↓↓↓
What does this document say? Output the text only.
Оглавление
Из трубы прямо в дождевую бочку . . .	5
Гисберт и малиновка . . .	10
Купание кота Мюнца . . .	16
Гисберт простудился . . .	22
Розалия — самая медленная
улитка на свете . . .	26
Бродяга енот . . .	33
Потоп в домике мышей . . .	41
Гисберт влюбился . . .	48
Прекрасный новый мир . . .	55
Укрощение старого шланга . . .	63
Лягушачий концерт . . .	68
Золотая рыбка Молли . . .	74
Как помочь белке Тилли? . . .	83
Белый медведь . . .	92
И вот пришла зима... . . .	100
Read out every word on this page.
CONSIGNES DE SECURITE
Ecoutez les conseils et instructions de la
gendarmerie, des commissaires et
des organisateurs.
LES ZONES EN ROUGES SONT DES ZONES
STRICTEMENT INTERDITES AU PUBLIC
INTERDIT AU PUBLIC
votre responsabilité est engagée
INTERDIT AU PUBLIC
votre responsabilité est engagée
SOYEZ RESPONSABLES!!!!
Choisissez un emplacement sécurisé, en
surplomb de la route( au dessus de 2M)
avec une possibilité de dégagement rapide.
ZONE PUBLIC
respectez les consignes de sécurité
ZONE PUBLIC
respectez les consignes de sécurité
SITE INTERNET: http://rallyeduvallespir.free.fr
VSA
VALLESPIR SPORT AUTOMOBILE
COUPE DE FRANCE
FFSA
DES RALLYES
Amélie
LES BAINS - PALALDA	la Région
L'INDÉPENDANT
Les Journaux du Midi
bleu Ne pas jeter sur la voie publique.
↑↑↑
↓↓↓
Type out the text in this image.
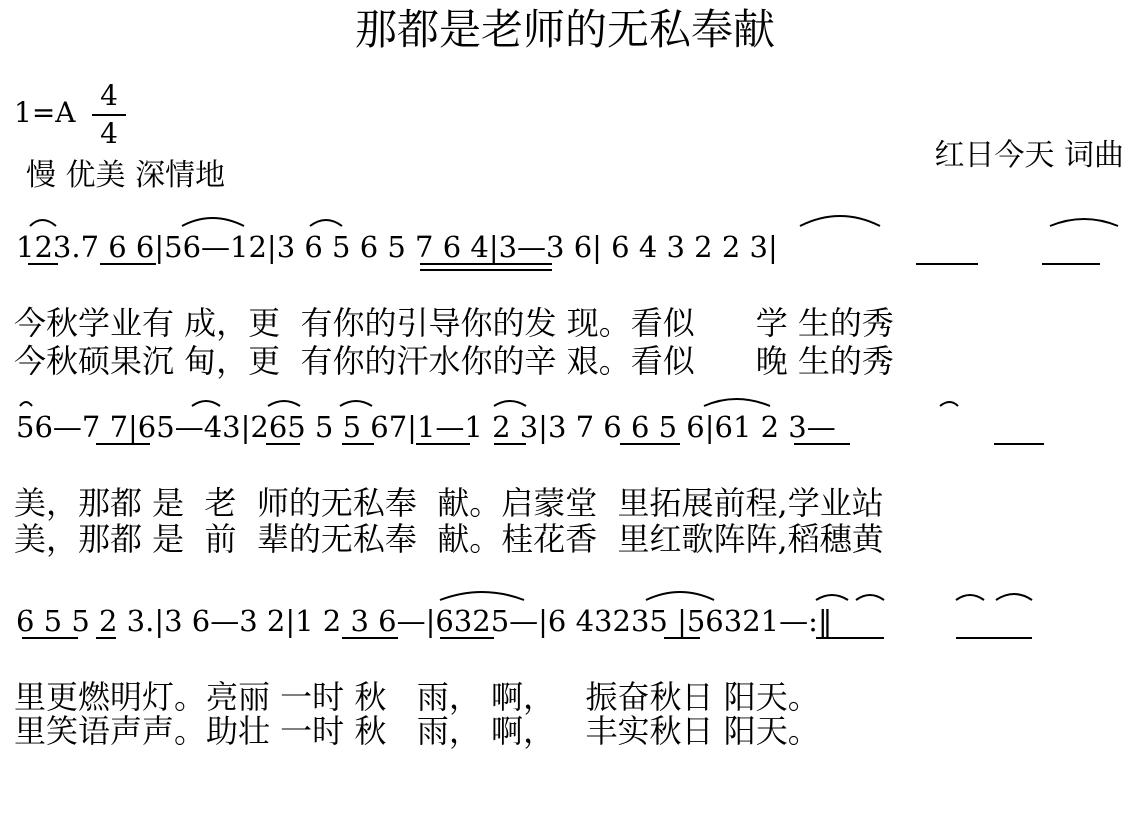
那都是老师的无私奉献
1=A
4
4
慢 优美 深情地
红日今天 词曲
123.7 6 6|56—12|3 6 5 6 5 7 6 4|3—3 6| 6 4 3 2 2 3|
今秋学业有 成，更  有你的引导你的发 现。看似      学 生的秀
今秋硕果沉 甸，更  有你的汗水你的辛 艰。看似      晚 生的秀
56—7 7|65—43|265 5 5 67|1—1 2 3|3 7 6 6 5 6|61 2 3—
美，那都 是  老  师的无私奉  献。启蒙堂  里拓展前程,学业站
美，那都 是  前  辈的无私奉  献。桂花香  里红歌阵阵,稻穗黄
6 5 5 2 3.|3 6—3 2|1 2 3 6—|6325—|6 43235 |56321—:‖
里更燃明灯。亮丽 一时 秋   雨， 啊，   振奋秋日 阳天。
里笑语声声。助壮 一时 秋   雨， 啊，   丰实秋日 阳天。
↑↑↑
JOB: Search the listing for the string "Гисберт". Copy each line where it turns up.

SOLUTION TO THIS PROBLEM:
Гисберт и малиновка . . .	10
Гисберт простудился . . .	22
Гисберт влюбился . . .	48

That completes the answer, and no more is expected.